Task objective —
Produce an exact transcription of the listing below, omitting the pictures.

Data supplied —
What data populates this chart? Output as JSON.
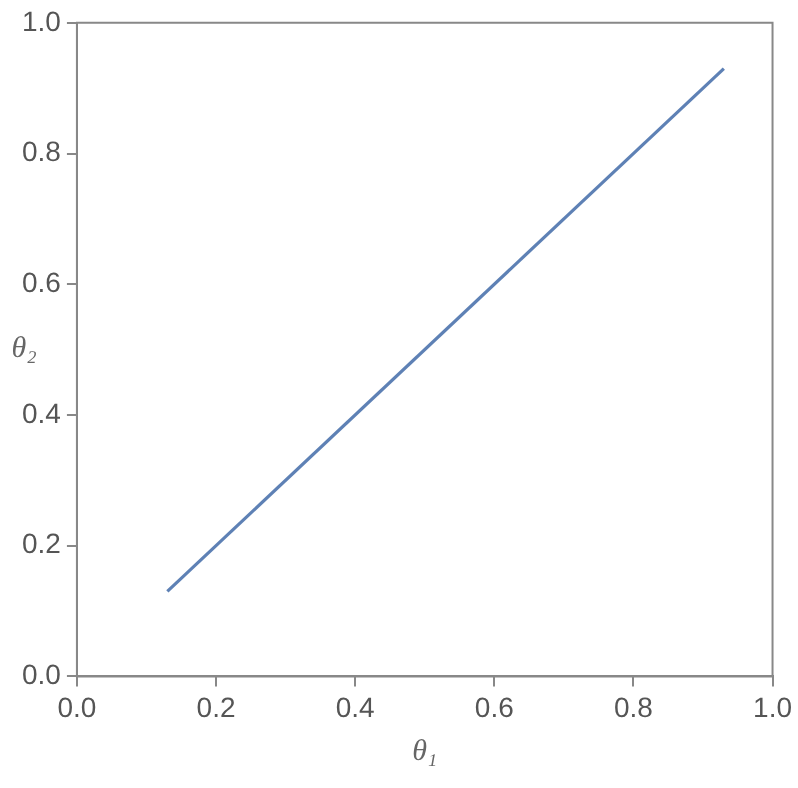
{
  "chart_data": {
    "type": "line",
    "xlabel": "θ₁",
    "ylabel": "θ₂",
    "series": [
      {
        "color": "#5e81b5",
        "x": [
          0.13,
          0.93
        ],
        "values": [
          0.13,
          0.93
        ]
      }
    ],
    "xlim": [
      0,
      1
    ],
    "ylim": [
      0,
      1
    ],
    "xticks": [
      {
        "value": 0,
        "label": "0.0"
      },
      0.2,
      0.4,
      0.6,
      0.8,
      {
        "value": 1,
        "label": "1.0"
      }
    ],
    "yticks": [
      {
        "value": 0,
        "label": "0.0"
      },
      0.2,
      0.4,
      0.6,
      0.8,
      {
        "value": 1,
        "label": "1.0"
      }
    ],
    "grid": false,
    "legend": false,
    "marker": "none",
    "line_style": "solid"
  }
}
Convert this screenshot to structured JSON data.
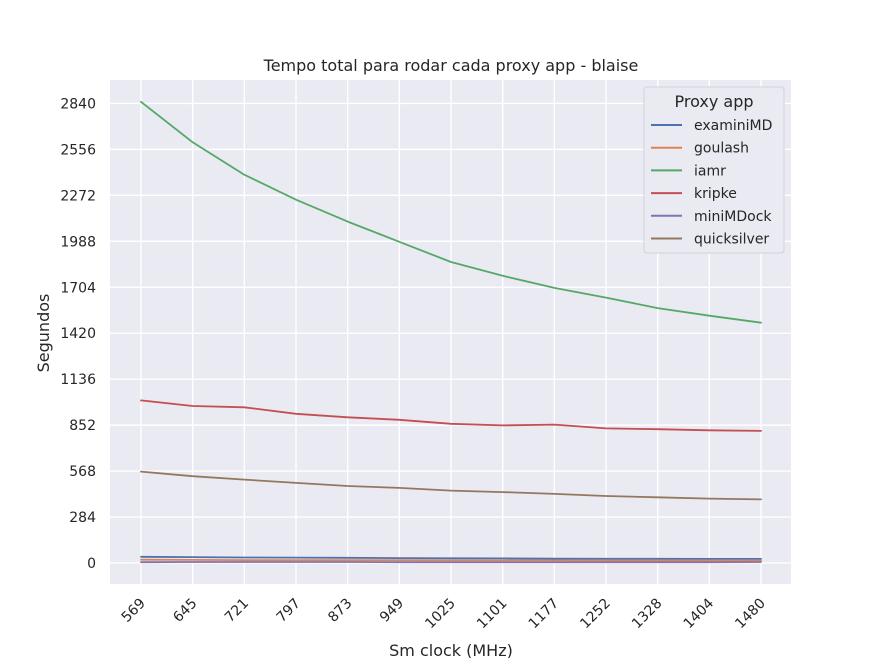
{
  "chart_data": {
    "type": "line",
    "title": "Tempo total para rodar cada proxy app - blaise",
    "xlabel": "Sm clock (MHz)",
    "ylabel": "Segundos",
    "categories": [
      "569",
      "645",
      "721",
      "797",
      "873",
      "949",
      "1025",
      "1101",
      "1177",
      "1252",
      "1328",
      "1404",
      "1480"
    ],
    "yticks": [
      "0",
      "284",
      "568",
      "852",
      "1136",
      "1420",
      "1704",
      "1988",
      "2272",
      "2556",
      "2840"
    ],
    "ylim": [
      -130,
      2985
    ],
    "grid": true,
    "legend": {
      "title": "Proxy app",
      "placement": "top-right"
    },
    "series": [
      {
        "name": "examiniMD",
        "color": "#4c72b0",
        "values": [
          38,
          36,
          34,
          33,
          32,
          30,
          29,
          28,
          27,
          26,
          26,
          25,
          25
        ]
      },
      {
        "name": "goulash",
        "color": "#dd8452",
        "values": [
          20,
          19,
          18,
          18,
          17,
          17,
          16,
          16,
          16,
          15,
          15,
          15,
          15
        ]
      },
      {
        "name": "iamr",
        "color": "#55a868",
        "values": [
          2850,
          2600,
          2400,
          2245,
          2110,
          1985,
          1860,
          1775,
          1700,
          1640,
          1575,
          1528,
          1485
        ]
      },
      {
        "name": "kripke",
        "color": "#c44e52",
        "values": [
          1005,
          970,
          962,
          922,
          900,
          885,
          860,
          850,
          855,
          832,
          827,
          820,
          816
        ]
      },
      {
        "name": "miniMDock",
        "color": "#8172b3",
        "values": [
          5,
          6,
          6,
          6,
          6,
          5,
          5,
          5,
          5,
          5,
          5,
          5,
          6
        ]
      },
      {
        "name": "quicksilver",
        "color": "#937860",
        "values": [
          565,
          536,
          515,
          495,
          476,
          464,
          447,
          438,
          427,
          414,
          406,
          398,
          393
        ]
      }
    ]
  }
}
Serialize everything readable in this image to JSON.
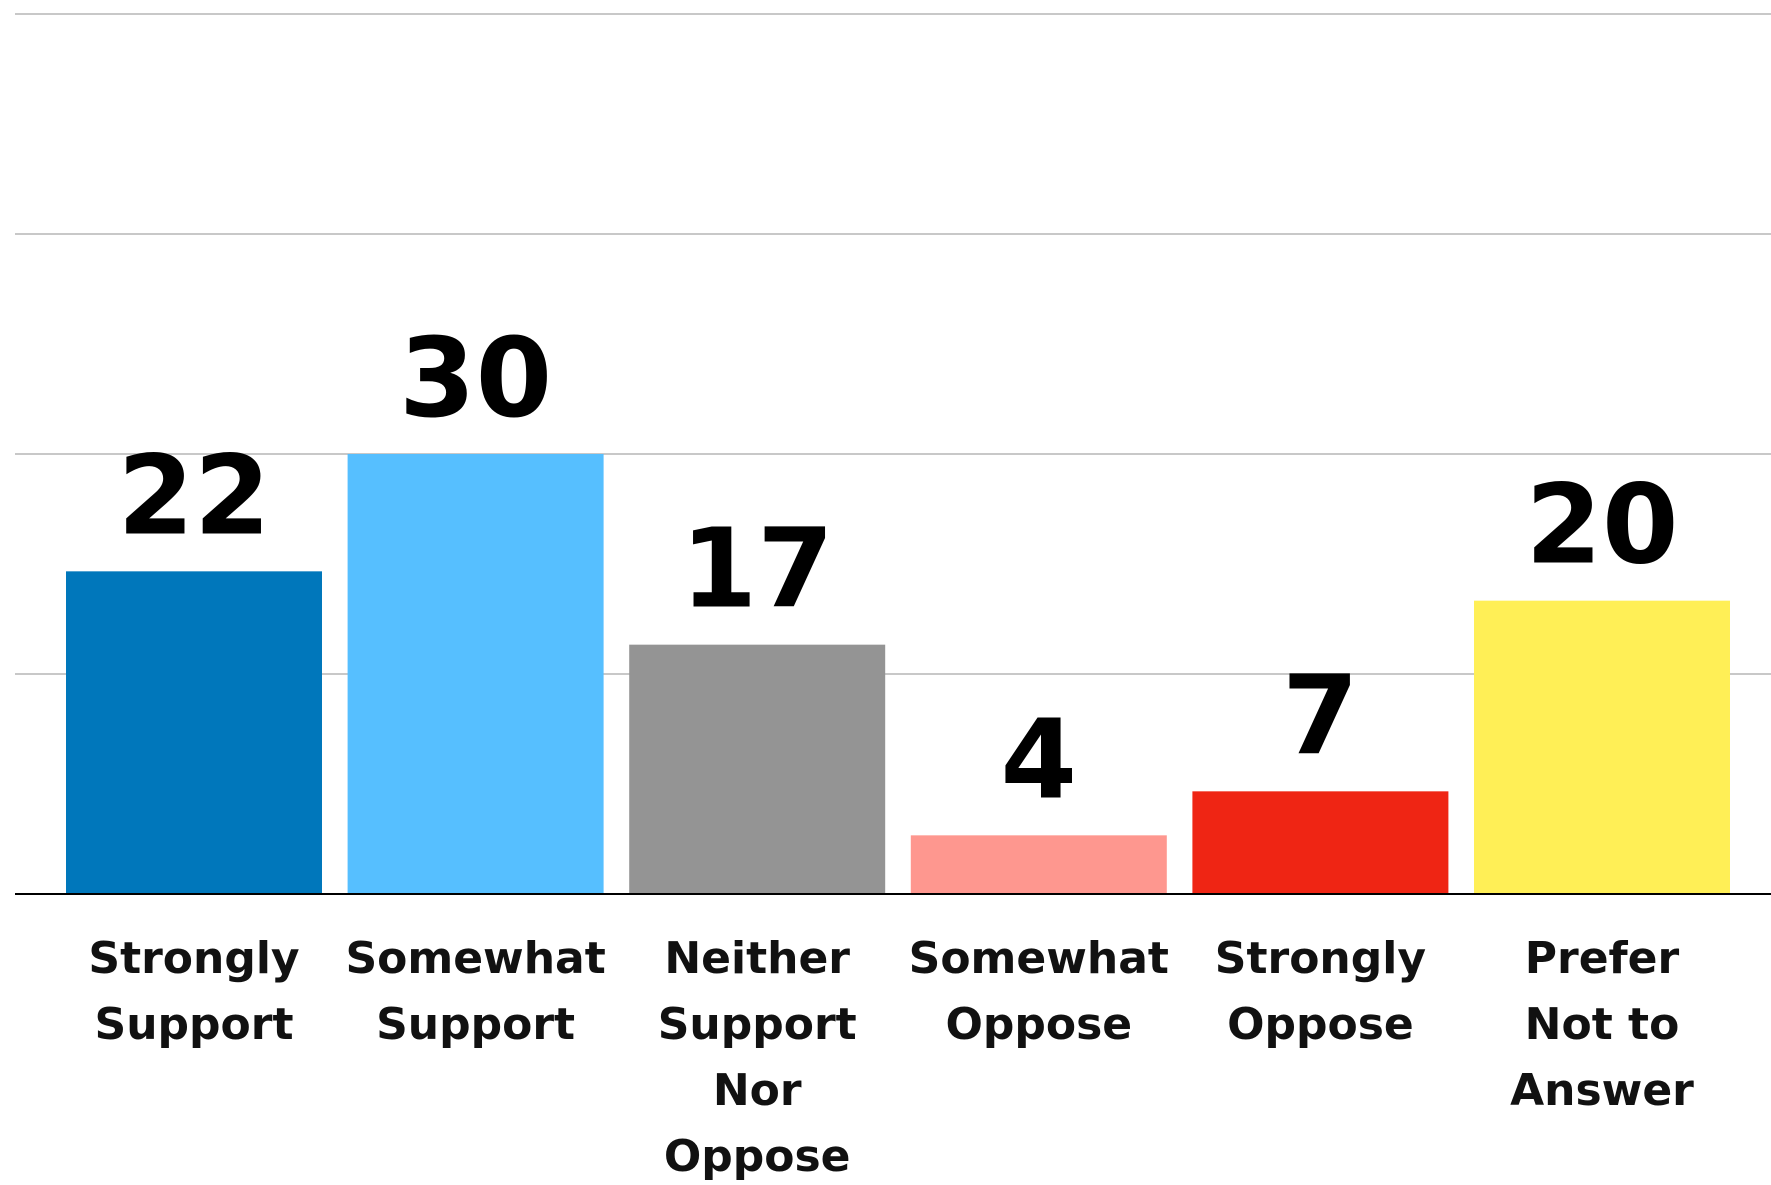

Solution for this problem —
What data populates this chart? Output as JSON.
{
  "chart_data": {
    "type": "line",
    "xlabel": "θ₁",
    "ylabel": "θ₂",
    "series": [
      {
        "color": "#5e81b5",
        "x": [
          0.13,
          0.93
        ],
        "values": [
          0.13,
          0.93
        ]
      }
    ],
    "xlim": [
      0,
      1
    ],
    "ylim": [
      0,
      1
    ],
    "xticks": [
      {
        "value": 0,
        "label": "0.0"
      },
      0.2,
      0.4,
      0.6,
      0.8,
      {
        "value": 1,
        "label": "1.0"
      }
    ],
    "yticks": [
      {
        "value": 0,
        "label": "0.0"
      },
      0.2,
      0.4,
      0.6,
      0.8,
      {
        "value": 1,
        "label": "1.0"
      }
    ],
    "grid": false,
    "legend": false,
    "marker": "none",
    "line_style": "solid"
  }
}
Convert this screenshot to structured JSON data.
{
  "chart_data": {
    "type": "line",
    "title": "Tempo total para rodar cada proxy app - blaise",
    "xlabel": "Sm clock (MHz)",
    "ylabel": "Segundos",
    "categories": [
      "569",
      "645",
      "721",
      "797",
      "873",
      "949",
      "1025",
      "1101",
      "1177",
      "1252",
      "1328",
      "1404",
      "1480"
    ],
    "yticks": [
      "0",
      "284",
      "568",
      "852",
      "1136",
      "1420",
      "1704",
      "1988",
      "2272",
      "2556",
      "2840"
    ],
    "ylim": [
      -130,
      2985
    ],
    "grid": true,
    "legend": {
      "title": "Proxy app",
      "placement": "top-right"
    },
    "series": [
      {
        "name": "examiniMD",
        "color": "#4c72b0",
        "values": [
          38,
          36,
          34,
          33,
          32,
          30,
          29,
          28,
          27,
          26,
          26,
          25,
          25
        ]
      },
      {
        "name": "goulash",
        "color": "#dd8452",
        "values": [
          20,
          19,
          18,
          18,
          17,
          17,
          16,
          16,
          16,
          15,
          15,
          15,
          15
        ]
      },
      {
        "name": "iamr",
        "color": "#55a868",
        "values": [
          2850,
          2600,
          2400,
          2245,
          2110,
          1985,
          1860,
          1775,
          1700,
          1640,
          1575,
          1528,
          1485
        ]
      },
      {
        "name": "kripke",
        "color": "#c44e52",
        "values": [
          1005,
          970,
          962,
          922,
          900,
          885,
          860,
          850,
          855,
          832,
          827,
          820,
          816
        ]
      },
      {
        "name": "miniMDock",
        "color": "#8172b3",
        "values": [
          5,
          6,
          6,
          6,
          6,
          5,
          5,
          5,
          5,
          5,
          5,
          5,
          6
        ]
      },
      {
        "name": "quicksilver",
        "color": "#937860",
        "values": [
          565,
          536,
          515,
          495,
          476,
          464,
          447,
          438,
          427,
          414,
          406,
          398,
          393
        ]
      }
    ]
  }
}
Serialize everything readable in this image to JSON.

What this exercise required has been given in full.